>>>
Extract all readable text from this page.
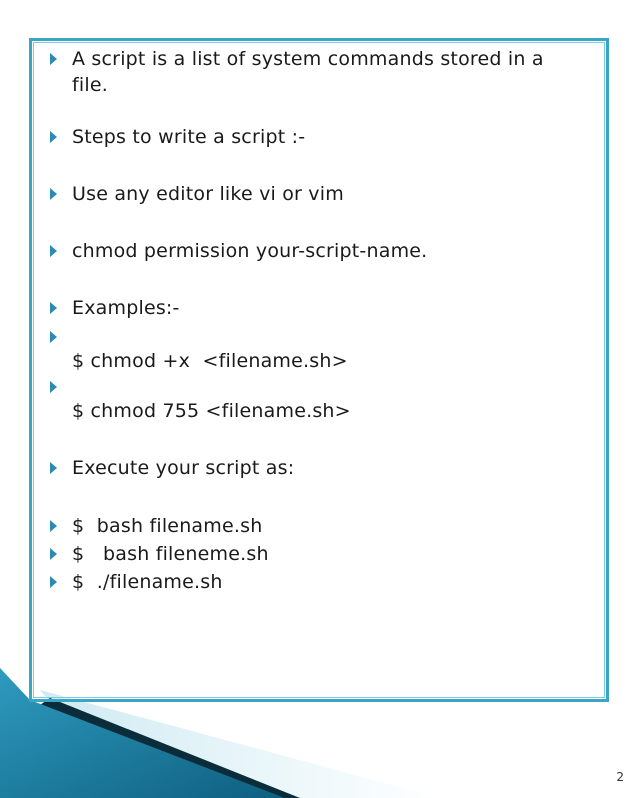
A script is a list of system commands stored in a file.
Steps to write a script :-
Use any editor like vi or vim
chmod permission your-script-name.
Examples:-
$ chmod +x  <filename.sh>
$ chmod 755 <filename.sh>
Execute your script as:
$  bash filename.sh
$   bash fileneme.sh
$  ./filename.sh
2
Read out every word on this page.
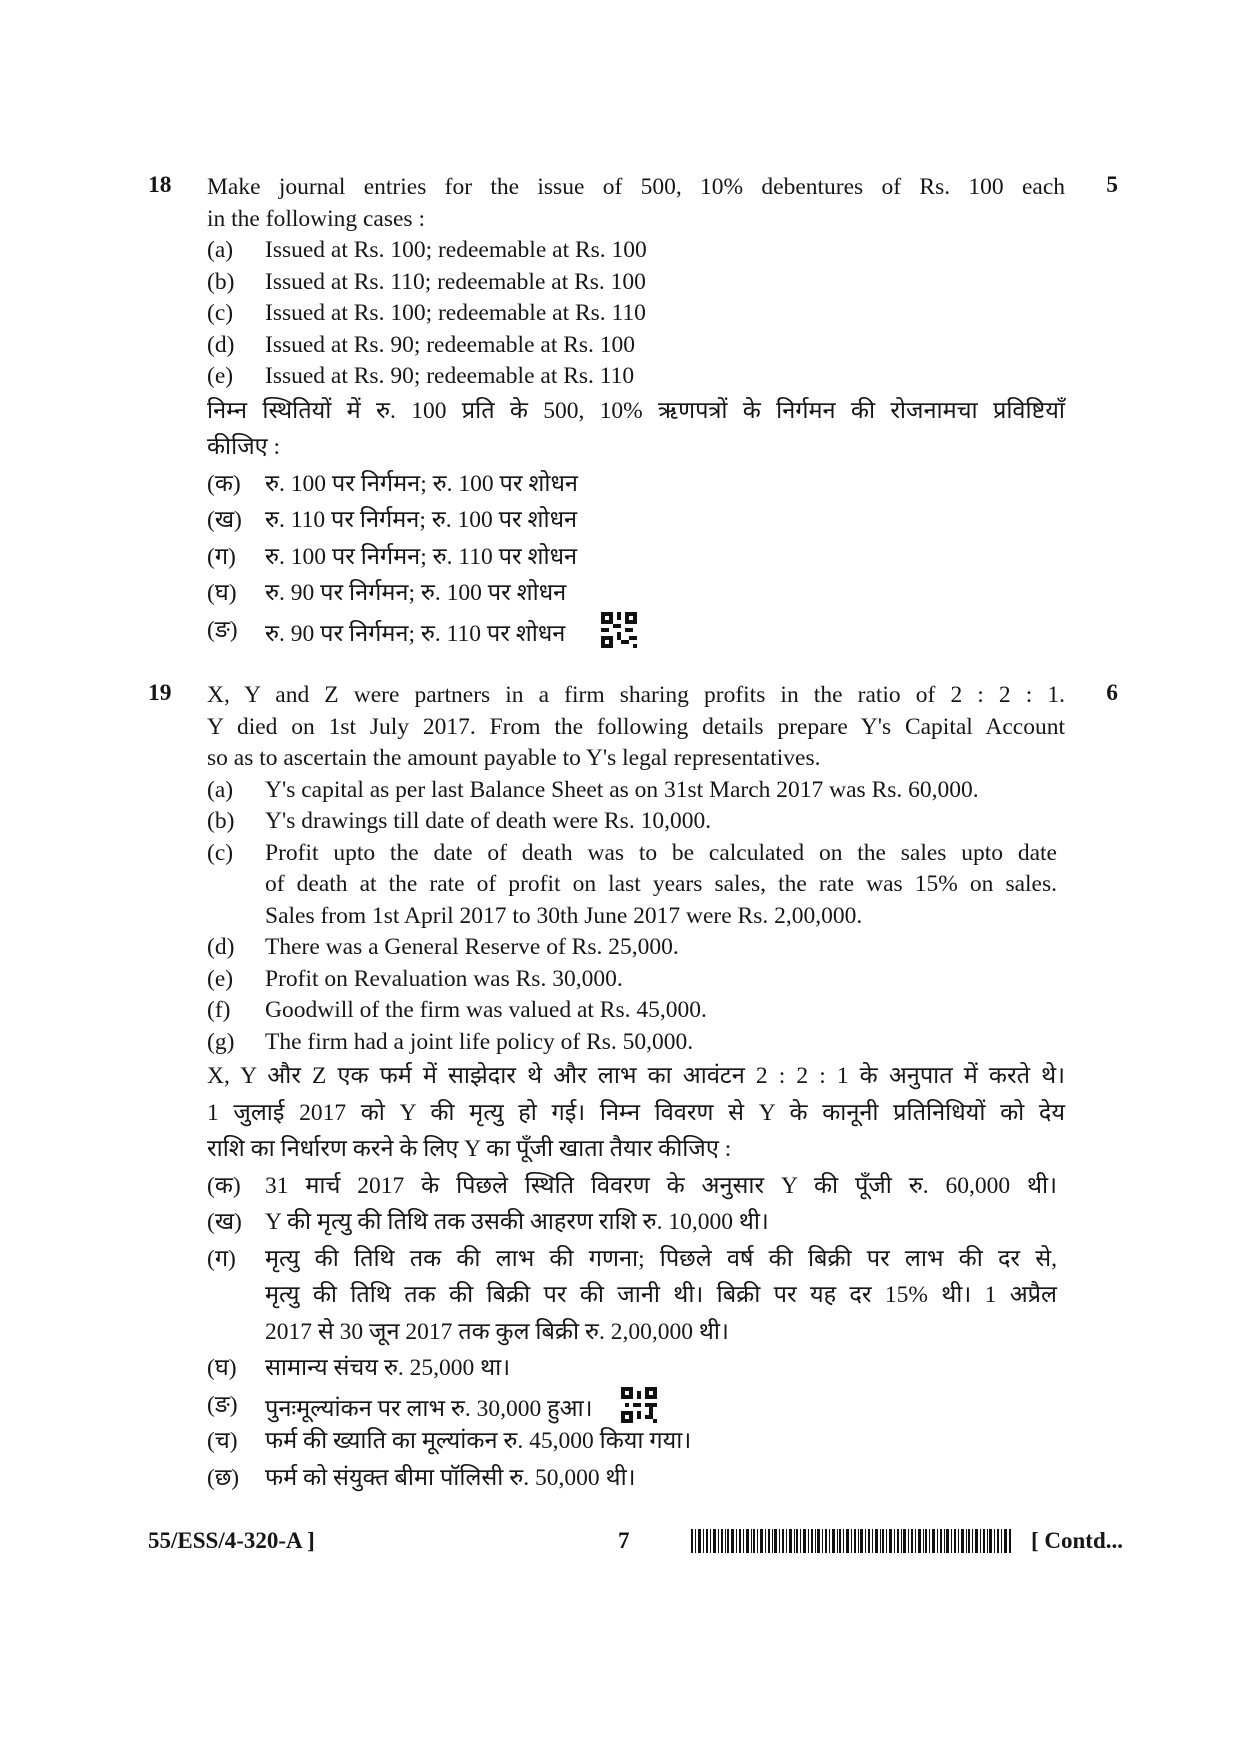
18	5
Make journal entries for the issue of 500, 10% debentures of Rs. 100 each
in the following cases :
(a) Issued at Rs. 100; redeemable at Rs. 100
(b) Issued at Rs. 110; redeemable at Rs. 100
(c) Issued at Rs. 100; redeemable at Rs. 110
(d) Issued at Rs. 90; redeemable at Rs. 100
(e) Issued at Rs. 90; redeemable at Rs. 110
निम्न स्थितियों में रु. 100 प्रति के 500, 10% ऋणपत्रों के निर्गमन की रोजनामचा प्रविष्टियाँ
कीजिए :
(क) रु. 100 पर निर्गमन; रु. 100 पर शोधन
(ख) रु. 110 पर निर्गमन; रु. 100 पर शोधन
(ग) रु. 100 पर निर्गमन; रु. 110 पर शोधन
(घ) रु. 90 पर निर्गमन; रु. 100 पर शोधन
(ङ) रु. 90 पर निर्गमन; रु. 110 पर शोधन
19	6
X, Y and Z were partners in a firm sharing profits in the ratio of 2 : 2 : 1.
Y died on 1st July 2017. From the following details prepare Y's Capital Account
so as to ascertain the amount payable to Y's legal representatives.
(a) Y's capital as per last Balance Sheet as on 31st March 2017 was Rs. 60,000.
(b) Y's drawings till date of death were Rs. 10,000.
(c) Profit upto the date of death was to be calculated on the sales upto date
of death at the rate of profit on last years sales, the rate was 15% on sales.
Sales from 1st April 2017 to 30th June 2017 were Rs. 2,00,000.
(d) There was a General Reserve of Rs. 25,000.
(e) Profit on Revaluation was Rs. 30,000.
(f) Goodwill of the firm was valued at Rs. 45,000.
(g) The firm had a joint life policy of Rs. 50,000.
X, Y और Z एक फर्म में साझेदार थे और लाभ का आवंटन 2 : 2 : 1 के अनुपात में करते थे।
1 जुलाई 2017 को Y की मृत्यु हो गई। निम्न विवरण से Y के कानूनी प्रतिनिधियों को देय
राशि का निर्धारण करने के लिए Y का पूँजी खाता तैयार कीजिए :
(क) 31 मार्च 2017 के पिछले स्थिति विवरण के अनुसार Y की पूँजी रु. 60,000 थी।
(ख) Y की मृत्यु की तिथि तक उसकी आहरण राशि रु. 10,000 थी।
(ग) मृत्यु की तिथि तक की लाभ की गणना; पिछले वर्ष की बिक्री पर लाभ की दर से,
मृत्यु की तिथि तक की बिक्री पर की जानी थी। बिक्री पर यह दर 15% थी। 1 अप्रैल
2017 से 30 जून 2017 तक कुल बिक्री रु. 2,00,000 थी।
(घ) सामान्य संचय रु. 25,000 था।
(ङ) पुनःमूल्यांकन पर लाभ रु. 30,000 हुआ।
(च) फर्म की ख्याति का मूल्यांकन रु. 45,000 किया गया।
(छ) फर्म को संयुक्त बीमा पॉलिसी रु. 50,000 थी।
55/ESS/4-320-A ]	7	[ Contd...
<<<
▶ [GOAL OF THE EXERCISE]:
Which lines include the word "firm"? Copy every one of them.

▶ [RESPONSE]:
X, Y and Z were partners in a firm sharing profits in the ratio of 2 : 2 : 1.
(f) Goodwill of the firm was valued at Rs. 45,000.
(g) The firm had a joint life policy of Rs. 50,000.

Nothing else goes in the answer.